_Problem to work on_: Gather up every line that includes the string "this".

_Records for the task_:
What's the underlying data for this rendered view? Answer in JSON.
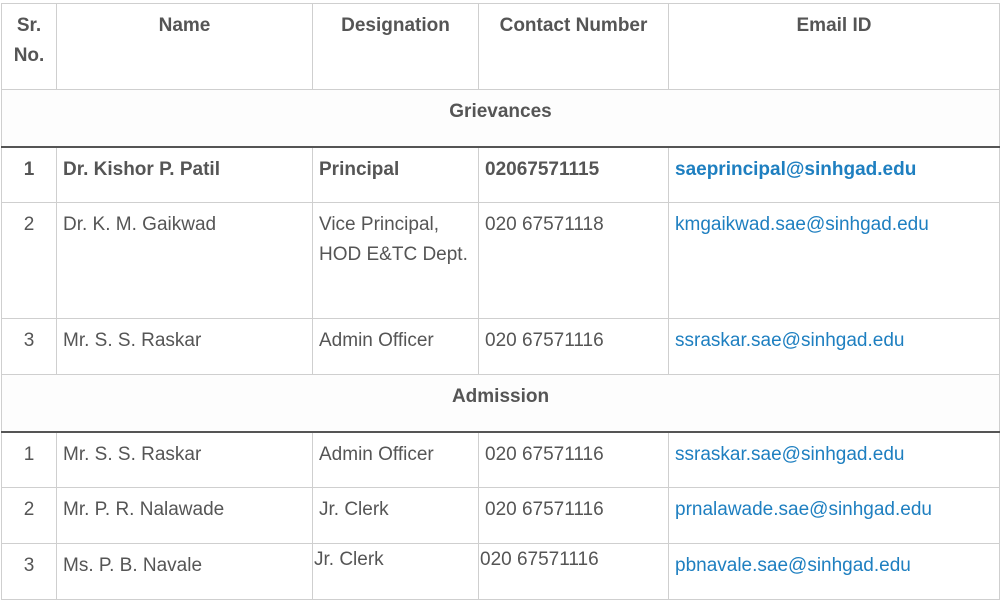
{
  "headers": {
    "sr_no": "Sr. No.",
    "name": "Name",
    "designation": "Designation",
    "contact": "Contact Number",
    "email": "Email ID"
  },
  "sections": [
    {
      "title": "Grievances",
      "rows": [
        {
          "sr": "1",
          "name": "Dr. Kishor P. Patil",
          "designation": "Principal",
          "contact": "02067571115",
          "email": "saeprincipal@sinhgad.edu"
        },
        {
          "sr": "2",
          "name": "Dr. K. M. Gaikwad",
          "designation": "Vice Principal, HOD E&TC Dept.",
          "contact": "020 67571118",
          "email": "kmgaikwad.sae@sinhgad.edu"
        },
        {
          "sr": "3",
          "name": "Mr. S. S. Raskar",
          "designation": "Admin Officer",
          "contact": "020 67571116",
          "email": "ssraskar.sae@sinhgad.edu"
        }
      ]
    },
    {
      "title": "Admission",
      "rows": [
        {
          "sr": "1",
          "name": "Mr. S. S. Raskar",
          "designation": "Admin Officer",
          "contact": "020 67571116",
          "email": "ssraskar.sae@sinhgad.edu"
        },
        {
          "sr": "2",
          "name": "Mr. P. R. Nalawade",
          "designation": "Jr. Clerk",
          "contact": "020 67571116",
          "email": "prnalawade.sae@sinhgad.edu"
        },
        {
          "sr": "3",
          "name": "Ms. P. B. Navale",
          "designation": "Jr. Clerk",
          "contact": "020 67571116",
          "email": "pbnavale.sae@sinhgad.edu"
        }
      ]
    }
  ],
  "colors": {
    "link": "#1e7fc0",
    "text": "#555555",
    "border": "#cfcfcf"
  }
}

==

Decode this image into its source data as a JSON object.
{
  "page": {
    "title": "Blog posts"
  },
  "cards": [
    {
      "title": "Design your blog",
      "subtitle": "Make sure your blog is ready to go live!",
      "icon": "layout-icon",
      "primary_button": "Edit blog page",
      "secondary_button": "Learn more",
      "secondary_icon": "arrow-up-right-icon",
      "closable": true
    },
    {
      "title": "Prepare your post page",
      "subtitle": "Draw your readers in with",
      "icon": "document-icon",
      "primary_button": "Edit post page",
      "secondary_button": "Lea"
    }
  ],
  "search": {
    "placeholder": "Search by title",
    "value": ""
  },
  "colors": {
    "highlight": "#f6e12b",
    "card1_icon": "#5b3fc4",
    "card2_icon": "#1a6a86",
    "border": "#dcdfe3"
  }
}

* * *

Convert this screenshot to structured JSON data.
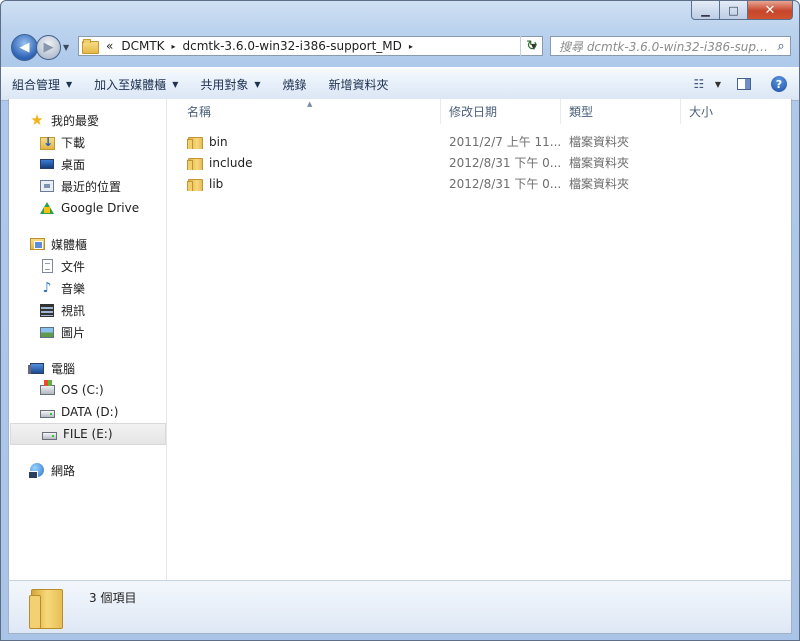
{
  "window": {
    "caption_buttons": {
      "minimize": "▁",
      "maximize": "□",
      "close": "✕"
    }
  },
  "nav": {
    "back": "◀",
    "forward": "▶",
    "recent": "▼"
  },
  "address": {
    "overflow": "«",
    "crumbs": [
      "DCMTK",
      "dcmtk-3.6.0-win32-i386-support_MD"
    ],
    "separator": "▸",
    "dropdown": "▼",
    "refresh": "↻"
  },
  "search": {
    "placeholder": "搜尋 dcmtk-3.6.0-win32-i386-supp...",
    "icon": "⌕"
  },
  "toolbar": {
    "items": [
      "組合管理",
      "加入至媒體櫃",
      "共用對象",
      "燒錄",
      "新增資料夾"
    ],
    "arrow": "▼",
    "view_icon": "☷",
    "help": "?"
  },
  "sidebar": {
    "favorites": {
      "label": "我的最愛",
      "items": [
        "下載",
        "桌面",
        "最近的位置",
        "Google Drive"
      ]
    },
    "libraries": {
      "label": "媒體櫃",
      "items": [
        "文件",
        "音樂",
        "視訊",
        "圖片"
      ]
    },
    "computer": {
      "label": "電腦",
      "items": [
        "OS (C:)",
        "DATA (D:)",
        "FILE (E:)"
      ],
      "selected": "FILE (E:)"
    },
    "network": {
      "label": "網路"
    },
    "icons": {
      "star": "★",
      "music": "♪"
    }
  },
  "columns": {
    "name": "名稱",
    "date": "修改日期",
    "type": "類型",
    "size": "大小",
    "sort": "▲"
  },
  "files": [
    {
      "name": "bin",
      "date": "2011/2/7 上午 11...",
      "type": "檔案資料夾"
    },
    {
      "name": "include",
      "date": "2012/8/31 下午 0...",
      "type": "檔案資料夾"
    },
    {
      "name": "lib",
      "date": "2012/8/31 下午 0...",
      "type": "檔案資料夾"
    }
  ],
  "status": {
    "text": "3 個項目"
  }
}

_Written response_:
What's the underlying data for this rendered view? Answer in JSON.
Decode this image into its source data as a JSON object.
Convert this screenshot to structured JSON data.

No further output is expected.